--- DOCUMENT TEXT Enclosed Below ---
In the present study, we analyzed the microbial profiles of soil samples collected from a complex and important ecosystem. We detected significant differences in the microbial compositions of the soils associated with the strict and transitional hygrophiles of Tilopozo, Salar de Atacama, Antofagasta, Chile.

Relative differences between strict and transitional hygrophiles in terms of α and β diversity of the microbiota associated with them.

The soil moisture content influences soil microbial composition and diversity. Drought alters the composition of the fungal and bacterial communities (2729) in the root microbiome and the rhizosphere (30, 31). An in vitro experiment showed drying and rewetting of the soil substantially changed the OTU diversity, indicating mortality, and compositionally altered the relative abundance of Acidobacteria, Alphaproteobacteria, Bacteroidetes, and Firmicutes (32). The foregoing findings suggest that substantial differences are expected between soils associated with strict and transitional hygrophiles in terms of their microbial diversity.
--- End of Enclosed DOCUMENT TEXT ---
Resume the passage on soil microbes around the Tilopozo hygrophiles, starting after its final sentence.
--- DATA LISTING Enclosed Below ---
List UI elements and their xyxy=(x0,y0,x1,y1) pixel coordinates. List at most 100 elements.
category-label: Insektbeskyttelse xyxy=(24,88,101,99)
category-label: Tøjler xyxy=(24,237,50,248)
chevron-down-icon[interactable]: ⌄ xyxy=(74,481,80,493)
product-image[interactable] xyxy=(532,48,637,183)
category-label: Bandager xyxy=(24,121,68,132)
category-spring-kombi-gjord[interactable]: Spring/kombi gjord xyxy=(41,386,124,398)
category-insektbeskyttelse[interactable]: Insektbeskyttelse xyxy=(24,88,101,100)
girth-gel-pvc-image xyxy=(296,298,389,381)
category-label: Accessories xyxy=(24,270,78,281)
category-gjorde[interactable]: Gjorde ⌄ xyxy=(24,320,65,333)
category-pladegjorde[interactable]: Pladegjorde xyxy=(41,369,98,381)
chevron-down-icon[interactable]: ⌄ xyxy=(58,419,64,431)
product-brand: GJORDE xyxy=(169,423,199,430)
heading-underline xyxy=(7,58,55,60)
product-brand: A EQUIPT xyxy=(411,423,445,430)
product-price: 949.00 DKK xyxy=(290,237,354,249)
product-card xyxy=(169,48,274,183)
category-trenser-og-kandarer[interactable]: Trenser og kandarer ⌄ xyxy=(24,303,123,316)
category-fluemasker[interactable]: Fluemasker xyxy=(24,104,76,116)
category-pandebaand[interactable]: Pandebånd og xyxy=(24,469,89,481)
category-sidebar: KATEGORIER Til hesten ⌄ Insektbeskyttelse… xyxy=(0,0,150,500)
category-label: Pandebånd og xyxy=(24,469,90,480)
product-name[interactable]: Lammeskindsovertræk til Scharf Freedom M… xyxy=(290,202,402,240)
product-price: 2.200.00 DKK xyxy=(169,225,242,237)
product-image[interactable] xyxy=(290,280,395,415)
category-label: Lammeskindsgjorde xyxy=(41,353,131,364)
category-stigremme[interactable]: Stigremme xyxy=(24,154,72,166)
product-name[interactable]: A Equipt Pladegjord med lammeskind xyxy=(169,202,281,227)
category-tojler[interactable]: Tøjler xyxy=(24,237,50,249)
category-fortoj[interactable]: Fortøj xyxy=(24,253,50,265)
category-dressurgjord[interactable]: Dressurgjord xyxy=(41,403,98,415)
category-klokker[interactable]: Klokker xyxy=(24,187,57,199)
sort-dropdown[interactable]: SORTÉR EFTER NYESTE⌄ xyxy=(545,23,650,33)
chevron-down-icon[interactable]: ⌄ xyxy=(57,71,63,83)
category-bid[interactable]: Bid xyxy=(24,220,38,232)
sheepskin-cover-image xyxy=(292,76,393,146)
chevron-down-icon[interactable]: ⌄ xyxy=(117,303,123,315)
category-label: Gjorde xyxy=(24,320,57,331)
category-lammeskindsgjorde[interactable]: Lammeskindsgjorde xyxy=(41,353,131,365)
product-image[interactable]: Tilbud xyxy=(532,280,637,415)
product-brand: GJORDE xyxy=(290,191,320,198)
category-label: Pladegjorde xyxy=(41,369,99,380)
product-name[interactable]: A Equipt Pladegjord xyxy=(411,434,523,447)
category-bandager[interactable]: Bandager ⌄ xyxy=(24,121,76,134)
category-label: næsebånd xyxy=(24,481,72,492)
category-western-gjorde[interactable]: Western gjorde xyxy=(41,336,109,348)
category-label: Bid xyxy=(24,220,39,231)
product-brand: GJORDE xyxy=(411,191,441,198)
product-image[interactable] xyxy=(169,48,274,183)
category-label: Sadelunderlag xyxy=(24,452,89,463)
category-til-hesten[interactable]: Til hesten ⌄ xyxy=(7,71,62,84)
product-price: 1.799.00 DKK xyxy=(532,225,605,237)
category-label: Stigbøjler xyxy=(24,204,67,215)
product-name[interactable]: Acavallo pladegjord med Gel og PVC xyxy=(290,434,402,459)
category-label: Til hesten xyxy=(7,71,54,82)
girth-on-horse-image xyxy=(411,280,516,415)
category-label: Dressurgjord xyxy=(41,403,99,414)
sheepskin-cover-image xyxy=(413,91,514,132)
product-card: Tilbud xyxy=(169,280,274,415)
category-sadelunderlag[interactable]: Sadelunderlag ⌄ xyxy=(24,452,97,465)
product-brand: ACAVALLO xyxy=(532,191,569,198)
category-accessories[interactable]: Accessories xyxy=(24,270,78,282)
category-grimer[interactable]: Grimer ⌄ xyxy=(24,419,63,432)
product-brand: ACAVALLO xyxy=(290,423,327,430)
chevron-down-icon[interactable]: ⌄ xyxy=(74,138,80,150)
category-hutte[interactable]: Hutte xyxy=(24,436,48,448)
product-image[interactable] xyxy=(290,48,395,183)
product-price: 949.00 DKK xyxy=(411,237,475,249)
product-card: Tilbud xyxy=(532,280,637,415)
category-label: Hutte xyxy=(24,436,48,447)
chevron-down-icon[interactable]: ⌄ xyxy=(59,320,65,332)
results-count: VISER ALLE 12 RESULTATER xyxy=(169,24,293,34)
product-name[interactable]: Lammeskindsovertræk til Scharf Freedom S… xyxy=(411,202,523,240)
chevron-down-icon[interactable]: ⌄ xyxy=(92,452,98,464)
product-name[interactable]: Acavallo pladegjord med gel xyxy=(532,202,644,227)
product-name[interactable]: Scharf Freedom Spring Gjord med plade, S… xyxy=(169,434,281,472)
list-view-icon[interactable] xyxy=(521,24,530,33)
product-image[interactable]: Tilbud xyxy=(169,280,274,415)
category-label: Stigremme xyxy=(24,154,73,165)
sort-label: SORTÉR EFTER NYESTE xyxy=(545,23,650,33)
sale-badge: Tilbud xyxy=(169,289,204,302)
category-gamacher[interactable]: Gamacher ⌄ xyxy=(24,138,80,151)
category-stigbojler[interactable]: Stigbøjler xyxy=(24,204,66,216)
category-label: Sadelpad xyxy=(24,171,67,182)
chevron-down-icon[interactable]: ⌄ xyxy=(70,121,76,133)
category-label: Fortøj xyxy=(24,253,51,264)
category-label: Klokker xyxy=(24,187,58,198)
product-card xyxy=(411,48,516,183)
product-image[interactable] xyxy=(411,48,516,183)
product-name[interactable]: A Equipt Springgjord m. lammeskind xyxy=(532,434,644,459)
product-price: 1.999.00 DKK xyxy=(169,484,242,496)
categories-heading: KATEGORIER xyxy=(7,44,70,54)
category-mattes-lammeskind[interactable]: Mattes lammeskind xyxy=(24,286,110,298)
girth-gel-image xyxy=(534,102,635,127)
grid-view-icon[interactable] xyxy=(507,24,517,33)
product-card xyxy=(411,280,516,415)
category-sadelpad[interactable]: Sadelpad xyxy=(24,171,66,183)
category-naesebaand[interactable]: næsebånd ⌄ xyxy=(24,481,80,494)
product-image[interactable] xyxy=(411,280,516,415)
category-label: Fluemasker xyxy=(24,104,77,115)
--- End of Enclosed DATA LISTING ---
SOLVED EXERCISE:
As for α diversity, we observed significant differences between strict and transitional hygrophile-associated soils in terms of InvSimpson, Shannon, and phylogenetic diversity indices (P < 0.05). This finding indicates that there is great microbial diversity (Shannon index) in soils with strict hygrophile formation (33). In addition, the InvSimpson index showed that soils with strict hygrophile formations are dominated by certain taxa (34, 35) and a greater number of different microorganisms (taxonomically) (25, 36, 37). This may be because soils with water restriction have microorganisms adapted to this abiotic stress, limiting their diversity. The greater diversity may also be due to the higher content of organic matter, at different degrees of decomposition, that can be found in strict hygrophile soils (38). It may also be attributed to the lower salinity (39) of strict hygrophile soils than that of transitional hygrophile soils.

In addition to this, we establish that the composition of the microbiota is different between soils associated with strict and transitional hygrophiles. The Jaccard (40) and Bray-Curtis (41) indices reflect differences in the presence and absence as well as in the abundance of microorganisms; they are unrelated or phylogenetically distant microorganisms (42, 43).

Comparative soil microbiota compositions between the study region and other study regions.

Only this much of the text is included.